### What you will do
In the listing below, pick out lines with "object".
╭─ The data
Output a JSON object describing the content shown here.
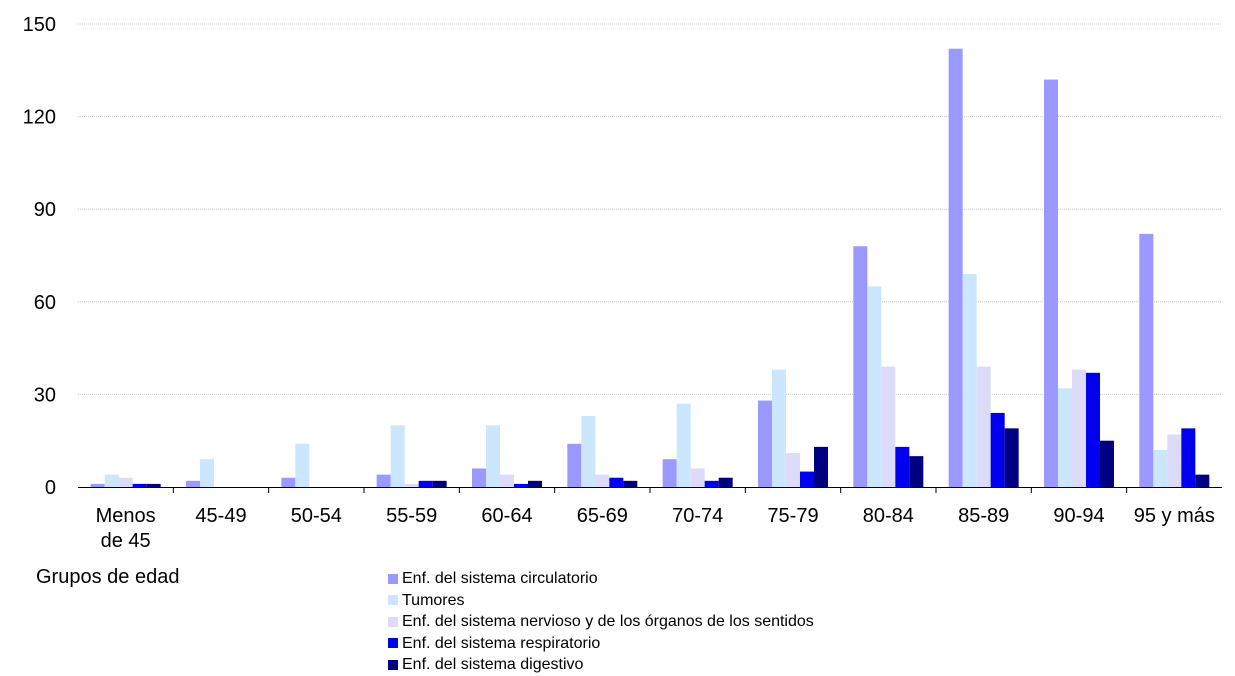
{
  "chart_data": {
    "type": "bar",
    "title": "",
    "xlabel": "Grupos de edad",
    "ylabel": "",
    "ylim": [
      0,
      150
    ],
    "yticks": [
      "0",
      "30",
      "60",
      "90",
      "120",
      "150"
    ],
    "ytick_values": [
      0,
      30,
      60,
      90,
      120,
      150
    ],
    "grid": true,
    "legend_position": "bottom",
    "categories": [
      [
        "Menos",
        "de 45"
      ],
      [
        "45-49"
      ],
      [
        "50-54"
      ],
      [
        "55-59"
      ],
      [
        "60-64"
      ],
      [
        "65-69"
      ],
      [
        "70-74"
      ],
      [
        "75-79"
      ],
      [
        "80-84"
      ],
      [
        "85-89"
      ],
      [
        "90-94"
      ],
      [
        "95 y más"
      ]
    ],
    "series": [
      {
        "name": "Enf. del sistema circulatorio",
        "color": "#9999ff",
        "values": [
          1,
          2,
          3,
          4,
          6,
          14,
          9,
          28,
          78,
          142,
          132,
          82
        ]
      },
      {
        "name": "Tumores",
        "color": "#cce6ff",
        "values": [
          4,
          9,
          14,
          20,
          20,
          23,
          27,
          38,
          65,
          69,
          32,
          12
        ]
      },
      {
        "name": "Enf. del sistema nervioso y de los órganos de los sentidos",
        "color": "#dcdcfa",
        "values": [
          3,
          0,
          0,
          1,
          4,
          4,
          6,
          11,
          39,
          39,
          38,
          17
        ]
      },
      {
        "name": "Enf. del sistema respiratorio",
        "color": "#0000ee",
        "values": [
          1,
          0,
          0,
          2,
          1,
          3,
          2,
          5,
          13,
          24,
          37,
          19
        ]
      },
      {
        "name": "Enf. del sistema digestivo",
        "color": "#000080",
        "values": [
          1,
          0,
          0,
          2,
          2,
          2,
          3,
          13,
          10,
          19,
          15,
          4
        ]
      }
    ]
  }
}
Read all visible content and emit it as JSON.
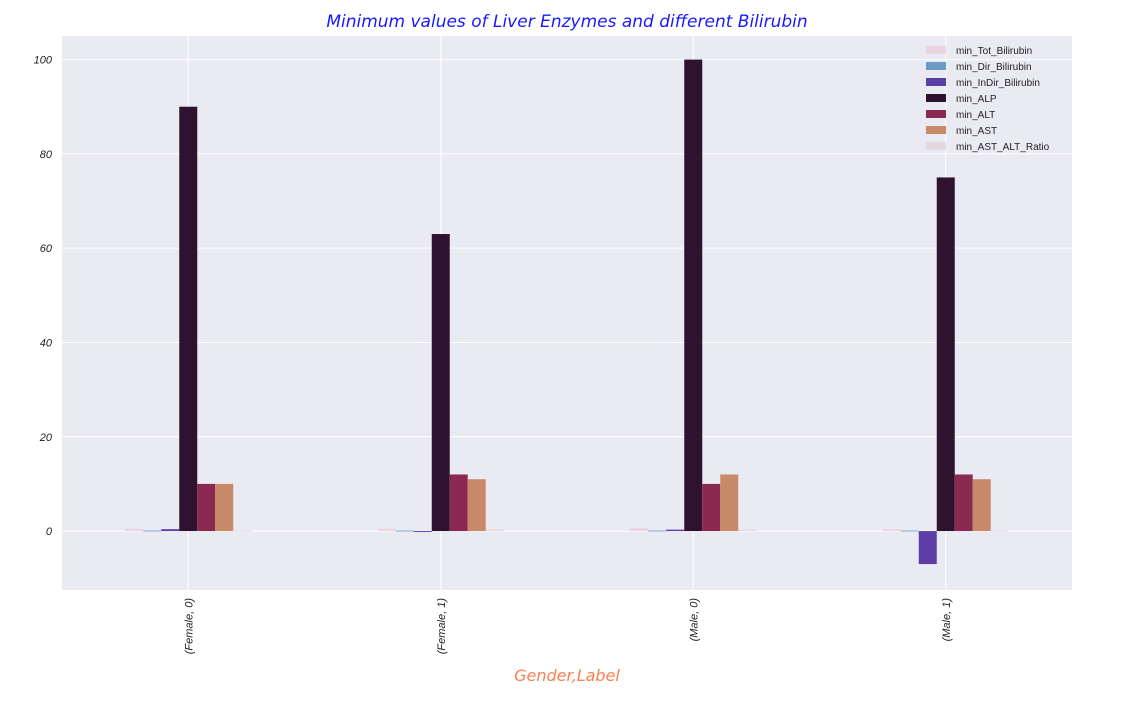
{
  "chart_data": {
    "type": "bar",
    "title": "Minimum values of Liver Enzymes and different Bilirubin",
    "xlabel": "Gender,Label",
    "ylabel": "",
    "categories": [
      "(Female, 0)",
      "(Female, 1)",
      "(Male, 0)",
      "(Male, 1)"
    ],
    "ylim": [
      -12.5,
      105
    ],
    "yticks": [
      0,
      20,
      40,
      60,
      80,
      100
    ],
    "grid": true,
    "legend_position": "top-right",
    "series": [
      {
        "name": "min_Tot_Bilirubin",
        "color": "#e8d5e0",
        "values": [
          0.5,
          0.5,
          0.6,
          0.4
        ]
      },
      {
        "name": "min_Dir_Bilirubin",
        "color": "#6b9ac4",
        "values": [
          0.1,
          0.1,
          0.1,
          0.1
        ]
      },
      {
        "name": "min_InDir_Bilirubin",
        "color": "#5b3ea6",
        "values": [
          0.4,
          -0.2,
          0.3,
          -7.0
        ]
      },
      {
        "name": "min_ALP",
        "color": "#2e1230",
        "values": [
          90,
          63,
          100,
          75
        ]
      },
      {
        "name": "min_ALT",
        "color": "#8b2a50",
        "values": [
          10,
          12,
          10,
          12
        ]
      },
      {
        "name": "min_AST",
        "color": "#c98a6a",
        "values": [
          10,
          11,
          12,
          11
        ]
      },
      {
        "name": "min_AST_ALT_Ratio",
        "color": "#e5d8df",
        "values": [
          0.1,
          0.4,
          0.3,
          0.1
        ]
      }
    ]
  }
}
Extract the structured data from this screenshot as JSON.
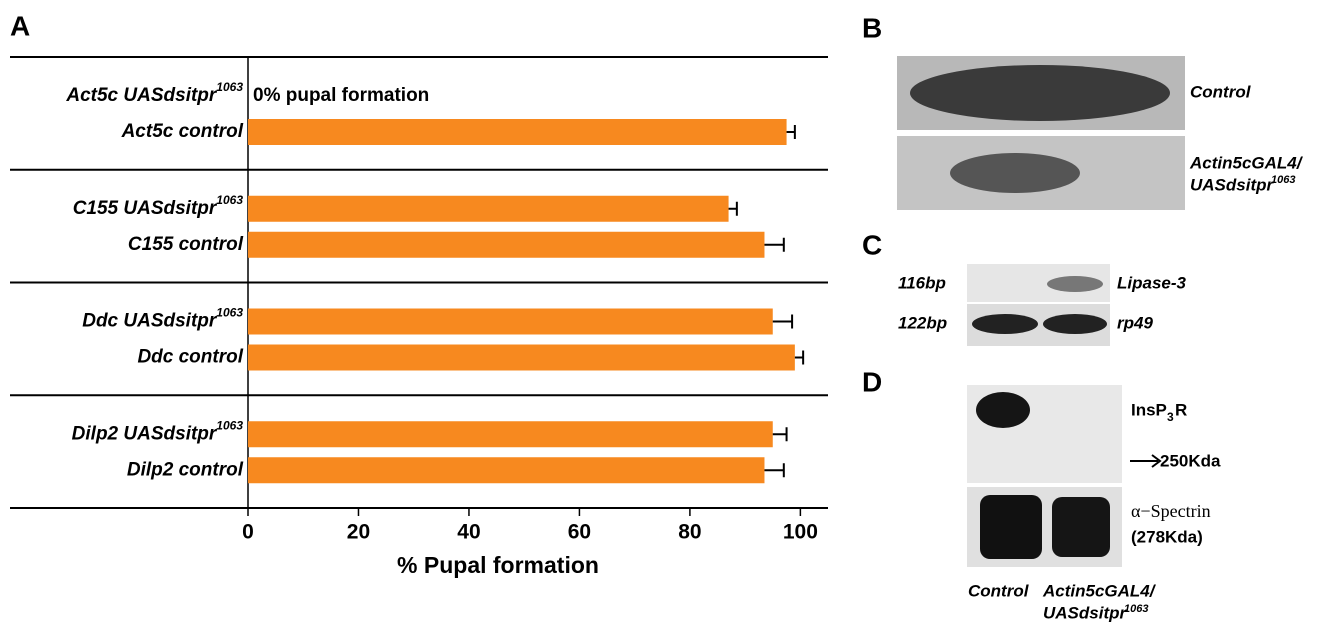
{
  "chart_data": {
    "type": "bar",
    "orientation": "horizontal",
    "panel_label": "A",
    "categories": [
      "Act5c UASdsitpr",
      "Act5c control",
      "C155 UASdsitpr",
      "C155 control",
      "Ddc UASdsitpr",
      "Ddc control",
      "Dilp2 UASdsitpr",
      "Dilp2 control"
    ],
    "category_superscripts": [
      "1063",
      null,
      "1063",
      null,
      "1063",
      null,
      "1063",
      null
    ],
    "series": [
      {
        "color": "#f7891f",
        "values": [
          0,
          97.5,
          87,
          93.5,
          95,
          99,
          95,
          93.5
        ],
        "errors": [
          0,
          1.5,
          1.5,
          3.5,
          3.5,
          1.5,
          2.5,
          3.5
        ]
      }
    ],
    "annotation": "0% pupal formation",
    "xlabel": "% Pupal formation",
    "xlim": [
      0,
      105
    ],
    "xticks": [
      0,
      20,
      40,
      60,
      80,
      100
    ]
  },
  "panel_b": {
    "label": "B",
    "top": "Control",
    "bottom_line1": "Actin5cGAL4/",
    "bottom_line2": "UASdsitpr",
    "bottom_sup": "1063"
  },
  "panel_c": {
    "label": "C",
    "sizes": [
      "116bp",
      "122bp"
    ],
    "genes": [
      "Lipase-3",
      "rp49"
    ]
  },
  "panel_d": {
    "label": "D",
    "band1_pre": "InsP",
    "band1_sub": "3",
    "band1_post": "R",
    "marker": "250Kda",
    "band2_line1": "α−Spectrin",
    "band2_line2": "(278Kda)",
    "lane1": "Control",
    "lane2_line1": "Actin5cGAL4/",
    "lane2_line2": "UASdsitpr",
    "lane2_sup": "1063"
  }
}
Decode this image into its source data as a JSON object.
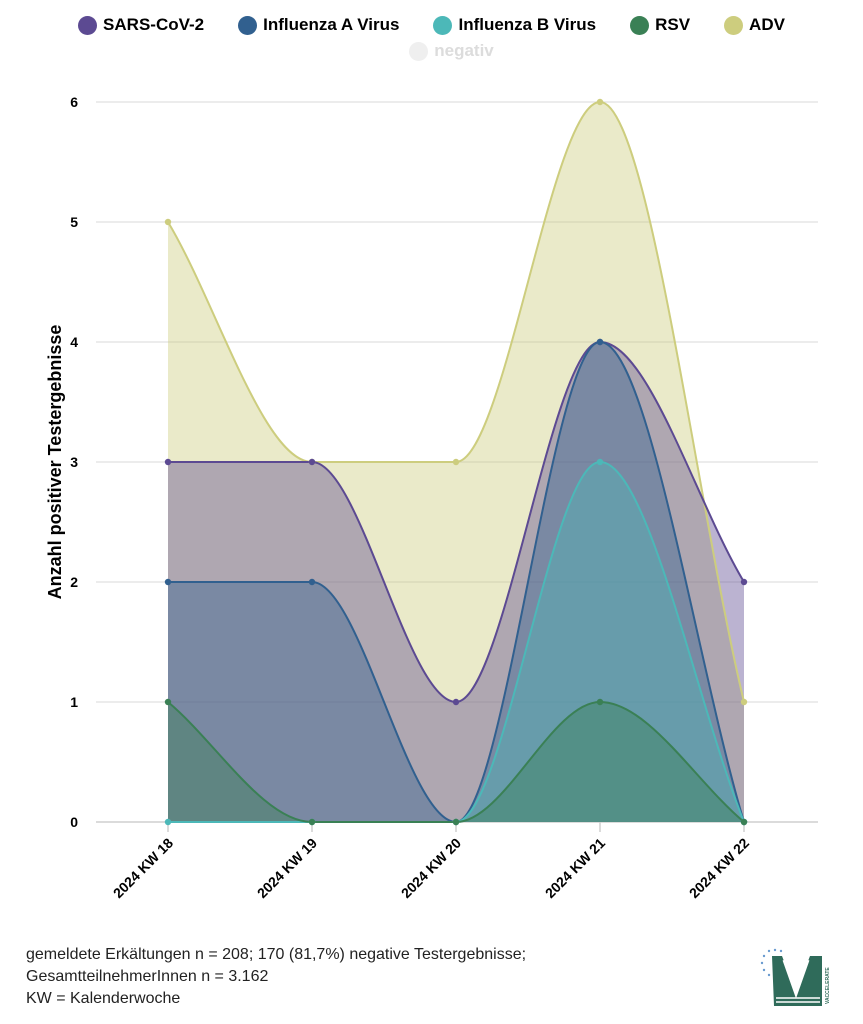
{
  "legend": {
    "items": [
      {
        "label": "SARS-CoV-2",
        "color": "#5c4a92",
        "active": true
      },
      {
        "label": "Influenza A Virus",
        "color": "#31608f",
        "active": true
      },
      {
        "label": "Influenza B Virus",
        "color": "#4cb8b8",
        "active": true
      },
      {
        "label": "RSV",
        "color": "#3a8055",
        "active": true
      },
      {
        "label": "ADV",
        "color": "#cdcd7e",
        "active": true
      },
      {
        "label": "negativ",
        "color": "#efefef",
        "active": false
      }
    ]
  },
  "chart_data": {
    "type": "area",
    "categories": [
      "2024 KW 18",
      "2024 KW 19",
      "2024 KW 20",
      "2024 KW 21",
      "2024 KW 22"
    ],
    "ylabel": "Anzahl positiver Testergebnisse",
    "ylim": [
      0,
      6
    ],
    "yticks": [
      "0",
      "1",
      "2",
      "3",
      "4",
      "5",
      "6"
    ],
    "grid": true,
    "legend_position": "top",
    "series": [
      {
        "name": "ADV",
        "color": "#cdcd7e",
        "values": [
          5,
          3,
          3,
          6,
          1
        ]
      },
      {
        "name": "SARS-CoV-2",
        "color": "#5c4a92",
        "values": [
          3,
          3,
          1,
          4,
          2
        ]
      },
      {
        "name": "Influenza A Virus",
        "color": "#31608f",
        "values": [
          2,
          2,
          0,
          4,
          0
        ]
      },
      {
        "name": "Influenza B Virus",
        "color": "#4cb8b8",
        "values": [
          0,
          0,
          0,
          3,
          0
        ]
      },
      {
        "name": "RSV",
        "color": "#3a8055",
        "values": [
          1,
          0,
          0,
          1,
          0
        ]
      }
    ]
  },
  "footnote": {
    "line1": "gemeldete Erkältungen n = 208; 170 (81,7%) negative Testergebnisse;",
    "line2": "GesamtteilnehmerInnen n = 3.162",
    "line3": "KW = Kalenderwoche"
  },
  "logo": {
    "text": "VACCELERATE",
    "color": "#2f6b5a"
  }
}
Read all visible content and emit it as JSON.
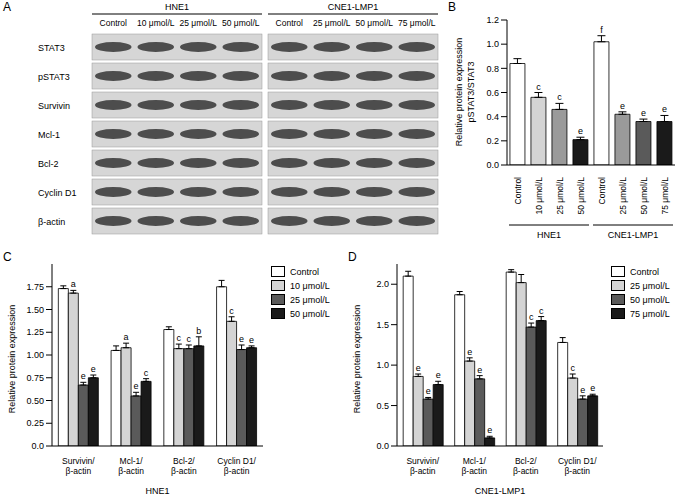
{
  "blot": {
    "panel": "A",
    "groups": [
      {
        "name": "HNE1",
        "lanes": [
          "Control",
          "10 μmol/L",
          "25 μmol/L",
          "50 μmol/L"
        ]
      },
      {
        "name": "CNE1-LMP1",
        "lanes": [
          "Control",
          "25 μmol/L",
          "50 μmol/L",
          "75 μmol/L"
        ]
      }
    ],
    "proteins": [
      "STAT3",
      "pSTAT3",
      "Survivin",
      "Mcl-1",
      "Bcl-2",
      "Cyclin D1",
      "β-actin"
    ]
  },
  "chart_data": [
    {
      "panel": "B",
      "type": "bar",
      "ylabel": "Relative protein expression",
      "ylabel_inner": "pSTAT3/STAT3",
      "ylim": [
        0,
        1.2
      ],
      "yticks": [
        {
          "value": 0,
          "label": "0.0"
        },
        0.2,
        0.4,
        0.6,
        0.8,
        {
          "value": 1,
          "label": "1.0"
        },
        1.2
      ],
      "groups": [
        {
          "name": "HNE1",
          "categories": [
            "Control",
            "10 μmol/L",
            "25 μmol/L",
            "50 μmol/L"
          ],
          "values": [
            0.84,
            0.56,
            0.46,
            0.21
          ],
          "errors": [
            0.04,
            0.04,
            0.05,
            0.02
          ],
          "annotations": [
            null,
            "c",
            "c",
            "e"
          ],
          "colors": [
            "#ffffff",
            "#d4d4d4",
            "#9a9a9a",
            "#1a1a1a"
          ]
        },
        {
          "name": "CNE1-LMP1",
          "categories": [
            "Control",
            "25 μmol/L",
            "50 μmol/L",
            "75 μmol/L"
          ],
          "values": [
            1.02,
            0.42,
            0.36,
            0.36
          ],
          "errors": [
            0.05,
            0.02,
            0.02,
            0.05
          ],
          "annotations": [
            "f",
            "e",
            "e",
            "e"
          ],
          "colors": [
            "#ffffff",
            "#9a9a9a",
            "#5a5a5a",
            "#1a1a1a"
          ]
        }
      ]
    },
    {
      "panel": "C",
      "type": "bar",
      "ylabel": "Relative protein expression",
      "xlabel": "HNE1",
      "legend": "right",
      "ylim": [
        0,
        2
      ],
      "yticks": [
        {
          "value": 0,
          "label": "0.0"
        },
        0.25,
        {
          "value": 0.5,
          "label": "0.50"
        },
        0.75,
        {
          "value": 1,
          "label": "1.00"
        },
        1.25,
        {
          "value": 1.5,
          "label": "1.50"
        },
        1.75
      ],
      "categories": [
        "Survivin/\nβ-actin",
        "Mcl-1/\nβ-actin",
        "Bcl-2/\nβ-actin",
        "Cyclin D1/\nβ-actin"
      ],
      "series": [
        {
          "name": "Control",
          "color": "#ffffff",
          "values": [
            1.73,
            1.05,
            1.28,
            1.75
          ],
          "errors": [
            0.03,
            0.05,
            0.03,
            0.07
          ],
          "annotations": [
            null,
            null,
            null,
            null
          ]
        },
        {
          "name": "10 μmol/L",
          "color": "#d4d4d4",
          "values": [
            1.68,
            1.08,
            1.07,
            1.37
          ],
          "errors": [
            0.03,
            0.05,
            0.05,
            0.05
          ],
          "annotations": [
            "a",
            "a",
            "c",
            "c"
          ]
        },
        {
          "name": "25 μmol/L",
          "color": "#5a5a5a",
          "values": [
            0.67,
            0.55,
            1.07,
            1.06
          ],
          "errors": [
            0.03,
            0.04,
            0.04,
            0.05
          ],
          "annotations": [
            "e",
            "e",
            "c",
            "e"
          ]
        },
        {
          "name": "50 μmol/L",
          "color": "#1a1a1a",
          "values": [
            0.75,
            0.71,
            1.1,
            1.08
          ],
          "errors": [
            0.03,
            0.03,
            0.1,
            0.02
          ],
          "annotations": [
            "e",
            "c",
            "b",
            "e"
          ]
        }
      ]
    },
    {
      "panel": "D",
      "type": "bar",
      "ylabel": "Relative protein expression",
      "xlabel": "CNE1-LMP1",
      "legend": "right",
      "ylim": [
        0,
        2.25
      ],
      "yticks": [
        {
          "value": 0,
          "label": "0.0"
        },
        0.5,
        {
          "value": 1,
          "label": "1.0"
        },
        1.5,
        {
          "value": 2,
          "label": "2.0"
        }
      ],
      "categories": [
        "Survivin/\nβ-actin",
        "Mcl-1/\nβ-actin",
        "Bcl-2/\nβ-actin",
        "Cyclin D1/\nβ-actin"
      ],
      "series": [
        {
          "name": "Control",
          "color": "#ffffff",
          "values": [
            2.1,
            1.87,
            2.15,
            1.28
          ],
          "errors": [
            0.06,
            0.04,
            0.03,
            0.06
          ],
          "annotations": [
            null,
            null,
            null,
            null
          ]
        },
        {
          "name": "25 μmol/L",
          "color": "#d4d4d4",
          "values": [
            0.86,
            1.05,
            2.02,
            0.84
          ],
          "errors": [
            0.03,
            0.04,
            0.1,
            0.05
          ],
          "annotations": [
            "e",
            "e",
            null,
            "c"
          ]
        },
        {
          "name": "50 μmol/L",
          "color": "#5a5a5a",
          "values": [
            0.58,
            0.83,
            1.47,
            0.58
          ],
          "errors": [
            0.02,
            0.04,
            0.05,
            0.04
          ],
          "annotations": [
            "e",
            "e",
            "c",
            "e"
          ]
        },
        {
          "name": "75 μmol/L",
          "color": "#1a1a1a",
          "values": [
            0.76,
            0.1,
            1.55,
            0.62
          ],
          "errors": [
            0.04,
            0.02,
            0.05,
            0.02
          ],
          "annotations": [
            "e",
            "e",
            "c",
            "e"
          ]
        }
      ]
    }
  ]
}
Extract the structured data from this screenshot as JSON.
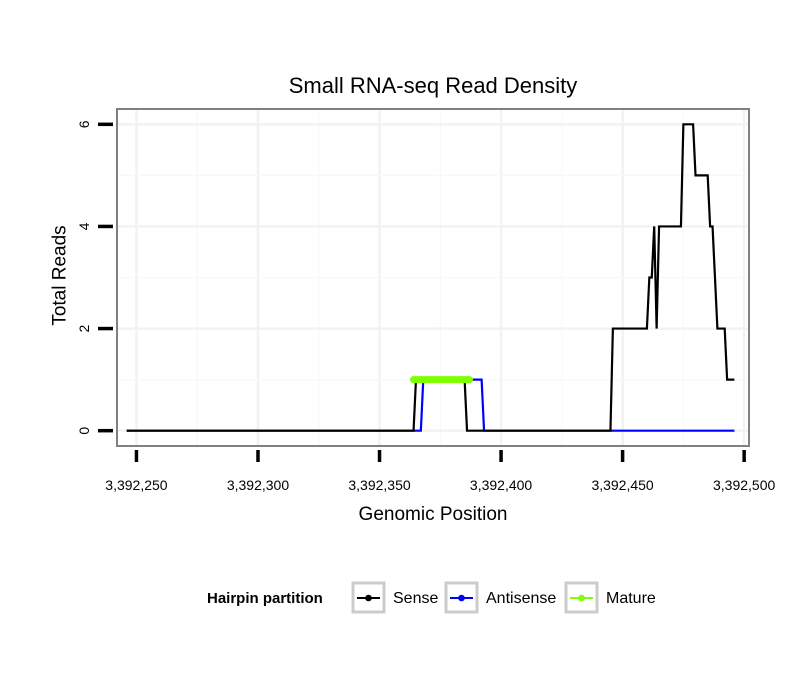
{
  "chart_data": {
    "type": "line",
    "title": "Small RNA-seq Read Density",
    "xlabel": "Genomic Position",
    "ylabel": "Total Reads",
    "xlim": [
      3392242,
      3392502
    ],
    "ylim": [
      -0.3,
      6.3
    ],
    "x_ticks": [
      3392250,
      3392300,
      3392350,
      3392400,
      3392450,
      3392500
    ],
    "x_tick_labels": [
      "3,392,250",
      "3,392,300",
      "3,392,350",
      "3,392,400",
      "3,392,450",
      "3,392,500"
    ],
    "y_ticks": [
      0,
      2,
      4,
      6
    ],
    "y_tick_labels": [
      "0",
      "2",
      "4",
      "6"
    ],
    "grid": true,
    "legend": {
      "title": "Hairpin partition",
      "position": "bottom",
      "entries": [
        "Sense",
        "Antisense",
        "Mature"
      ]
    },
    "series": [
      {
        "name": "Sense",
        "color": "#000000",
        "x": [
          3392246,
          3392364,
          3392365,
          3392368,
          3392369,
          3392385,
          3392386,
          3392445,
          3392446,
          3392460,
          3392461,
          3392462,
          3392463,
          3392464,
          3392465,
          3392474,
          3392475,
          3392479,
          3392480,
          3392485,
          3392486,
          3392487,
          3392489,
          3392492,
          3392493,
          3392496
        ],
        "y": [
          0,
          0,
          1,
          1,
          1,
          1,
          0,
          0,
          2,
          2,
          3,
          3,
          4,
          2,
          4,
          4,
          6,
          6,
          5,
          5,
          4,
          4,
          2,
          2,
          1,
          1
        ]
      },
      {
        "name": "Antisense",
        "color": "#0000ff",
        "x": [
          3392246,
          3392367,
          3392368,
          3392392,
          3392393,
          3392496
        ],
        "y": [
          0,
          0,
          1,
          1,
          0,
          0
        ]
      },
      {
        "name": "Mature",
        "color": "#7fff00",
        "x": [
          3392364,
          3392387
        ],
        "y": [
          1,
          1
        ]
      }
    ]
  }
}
╰─
### Task answer
Output a JSON object describing the content shown here.
Decode this image into its source data as a JSON object.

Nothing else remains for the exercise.